→ **Exercise prompt**
Lines holding the string "problem" are the ones to copy; find them all in the data.

→ **Data for this exercise**
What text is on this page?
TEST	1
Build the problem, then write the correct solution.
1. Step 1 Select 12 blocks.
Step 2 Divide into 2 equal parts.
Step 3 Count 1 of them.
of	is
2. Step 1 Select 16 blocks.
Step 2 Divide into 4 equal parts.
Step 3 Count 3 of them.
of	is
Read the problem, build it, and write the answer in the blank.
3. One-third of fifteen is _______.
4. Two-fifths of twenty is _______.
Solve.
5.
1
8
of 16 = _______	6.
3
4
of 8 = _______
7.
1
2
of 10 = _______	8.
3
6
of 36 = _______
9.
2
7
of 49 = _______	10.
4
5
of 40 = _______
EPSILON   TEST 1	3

→ **Task response**
Build the problem, then write the correct solution.
Read the problem, build it, and write the answer in the blank.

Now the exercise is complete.